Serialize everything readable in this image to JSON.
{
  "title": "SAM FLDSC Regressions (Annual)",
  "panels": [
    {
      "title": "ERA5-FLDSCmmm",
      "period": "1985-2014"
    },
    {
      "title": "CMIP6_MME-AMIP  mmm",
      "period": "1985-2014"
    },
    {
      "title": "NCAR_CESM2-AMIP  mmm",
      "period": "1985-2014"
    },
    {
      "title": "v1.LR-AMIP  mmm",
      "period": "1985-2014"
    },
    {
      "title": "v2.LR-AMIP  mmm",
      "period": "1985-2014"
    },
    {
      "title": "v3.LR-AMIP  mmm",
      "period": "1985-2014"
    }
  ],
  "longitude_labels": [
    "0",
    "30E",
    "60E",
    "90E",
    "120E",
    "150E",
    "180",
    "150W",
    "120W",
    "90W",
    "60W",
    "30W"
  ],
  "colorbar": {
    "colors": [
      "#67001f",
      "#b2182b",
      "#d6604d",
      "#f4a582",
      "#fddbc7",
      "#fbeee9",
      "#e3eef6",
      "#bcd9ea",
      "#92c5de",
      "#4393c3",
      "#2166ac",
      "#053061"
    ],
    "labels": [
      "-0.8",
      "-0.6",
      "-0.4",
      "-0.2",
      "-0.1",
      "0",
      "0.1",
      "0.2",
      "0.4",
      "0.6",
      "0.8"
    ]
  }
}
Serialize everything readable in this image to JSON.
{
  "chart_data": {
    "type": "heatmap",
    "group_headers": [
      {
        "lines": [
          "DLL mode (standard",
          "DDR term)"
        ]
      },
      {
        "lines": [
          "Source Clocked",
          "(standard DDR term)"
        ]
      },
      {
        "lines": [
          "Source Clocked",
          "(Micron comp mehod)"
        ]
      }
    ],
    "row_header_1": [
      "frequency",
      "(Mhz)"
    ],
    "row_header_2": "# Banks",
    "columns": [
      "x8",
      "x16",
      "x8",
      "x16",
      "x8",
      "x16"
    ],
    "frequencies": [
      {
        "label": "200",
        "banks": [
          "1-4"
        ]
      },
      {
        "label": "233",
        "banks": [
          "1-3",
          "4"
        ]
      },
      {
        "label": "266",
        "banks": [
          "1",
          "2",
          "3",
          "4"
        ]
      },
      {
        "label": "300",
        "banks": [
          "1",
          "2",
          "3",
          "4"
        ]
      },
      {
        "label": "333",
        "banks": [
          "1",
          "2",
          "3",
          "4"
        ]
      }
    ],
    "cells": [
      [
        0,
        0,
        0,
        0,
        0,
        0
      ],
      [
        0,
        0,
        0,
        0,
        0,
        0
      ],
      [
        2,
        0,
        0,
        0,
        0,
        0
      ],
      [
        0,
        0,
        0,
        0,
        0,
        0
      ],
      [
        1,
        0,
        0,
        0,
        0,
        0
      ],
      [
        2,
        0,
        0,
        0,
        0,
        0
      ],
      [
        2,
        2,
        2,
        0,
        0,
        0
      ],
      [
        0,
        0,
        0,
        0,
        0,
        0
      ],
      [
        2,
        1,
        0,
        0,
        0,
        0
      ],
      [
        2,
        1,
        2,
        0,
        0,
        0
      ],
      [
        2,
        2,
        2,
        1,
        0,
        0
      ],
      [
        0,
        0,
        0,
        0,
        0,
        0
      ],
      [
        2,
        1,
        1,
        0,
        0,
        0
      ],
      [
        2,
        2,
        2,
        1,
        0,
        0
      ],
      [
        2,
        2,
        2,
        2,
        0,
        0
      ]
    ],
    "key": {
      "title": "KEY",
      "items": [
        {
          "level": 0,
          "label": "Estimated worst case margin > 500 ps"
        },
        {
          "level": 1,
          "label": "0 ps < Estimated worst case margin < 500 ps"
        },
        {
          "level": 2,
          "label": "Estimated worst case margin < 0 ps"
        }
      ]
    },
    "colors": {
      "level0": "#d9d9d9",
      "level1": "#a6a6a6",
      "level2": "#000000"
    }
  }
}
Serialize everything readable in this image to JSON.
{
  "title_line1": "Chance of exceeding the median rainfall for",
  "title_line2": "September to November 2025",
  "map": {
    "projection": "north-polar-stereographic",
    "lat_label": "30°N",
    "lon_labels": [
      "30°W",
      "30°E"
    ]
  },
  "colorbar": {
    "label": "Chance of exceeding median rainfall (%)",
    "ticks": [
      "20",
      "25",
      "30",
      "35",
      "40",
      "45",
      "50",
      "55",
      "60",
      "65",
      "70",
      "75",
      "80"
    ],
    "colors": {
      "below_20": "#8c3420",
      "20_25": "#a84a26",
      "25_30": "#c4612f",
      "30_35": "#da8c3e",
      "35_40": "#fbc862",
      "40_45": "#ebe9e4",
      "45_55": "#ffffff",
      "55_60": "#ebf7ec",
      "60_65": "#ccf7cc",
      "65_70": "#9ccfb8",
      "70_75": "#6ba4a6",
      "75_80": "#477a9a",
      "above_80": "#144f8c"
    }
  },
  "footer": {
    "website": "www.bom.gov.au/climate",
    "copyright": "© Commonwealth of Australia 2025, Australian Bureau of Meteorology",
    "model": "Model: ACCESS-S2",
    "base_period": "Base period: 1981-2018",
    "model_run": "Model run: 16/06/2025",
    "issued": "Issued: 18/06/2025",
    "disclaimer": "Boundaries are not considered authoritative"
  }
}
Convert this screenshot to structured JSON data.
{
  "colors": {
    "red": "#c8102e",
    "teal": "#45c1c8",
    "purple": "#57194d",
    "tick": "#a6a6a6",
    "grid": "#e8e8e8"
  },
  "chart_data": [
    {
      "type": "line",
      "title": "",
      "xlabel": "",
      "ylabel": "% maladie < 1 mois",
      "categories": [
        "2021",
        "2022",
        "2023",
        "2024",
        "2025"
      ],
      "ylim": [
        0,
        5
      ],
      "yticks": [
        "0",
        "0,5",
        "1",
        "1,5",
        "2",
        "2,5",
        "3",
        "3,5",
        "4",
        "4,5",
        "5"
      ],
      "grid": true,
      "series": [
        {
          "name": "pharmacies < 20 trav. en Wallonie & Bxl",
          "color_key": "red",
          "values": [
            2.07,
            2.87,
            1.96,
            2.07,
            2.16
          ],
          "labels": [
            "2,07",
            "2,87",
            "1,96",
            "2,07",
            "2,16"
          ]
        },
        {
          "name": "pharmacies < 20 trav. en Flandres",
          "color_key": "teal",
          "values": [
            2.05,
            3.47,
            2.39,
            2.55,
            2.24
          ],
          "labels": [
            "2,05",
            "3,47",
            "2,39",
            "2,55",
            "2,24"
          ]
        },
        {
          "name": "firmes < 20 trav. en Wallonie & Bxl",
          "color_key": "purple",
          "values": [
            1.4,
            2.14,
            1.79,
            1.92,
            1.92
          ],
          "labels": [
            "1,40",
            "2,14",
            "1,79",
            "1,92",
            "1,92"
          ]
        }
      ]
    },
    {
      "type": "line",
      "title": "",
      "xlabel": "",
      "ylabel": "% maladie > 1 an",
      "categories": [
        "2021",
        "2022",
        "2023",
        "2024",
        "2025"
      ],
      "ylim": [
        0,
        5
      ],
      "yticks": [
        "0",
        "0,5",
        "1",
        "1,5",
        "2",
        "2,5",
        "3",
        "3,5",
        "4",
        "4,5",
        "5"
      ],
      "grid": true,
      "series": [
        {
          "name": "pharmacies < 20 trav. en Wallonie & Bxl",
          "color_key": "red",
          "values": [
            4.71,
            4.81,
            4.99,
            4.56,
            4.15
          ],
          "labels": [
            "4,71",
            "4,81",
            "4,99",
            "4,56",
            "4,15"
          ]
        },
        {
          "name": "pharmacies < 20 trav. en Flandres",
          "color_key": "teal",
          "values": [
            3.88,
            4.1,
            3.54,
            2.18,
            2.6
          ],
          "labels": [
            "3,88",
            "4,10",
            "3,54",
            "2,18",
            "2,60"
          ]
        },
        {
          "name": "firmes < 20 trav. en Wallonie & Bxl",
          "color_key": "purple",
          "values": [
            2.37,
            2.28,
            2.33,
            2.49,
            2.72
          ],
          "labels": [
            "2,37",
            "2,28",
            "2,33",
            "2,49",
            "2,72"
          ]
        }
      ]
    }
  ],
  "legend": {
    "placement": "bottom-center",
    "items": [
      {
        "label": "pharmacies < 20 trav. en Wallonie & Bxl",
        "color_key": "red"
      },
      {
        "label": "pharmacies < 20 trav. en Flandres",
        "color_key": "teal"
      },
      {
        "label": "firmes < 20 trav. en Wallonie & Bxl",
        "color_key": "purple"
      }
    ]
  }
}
========
List each line in the listing that contains the string "teal".

## Correct result
    "teal": "#45c1c8",
          "color_key": "teal",
          "color_key": "teal",
        "color_key": "teal"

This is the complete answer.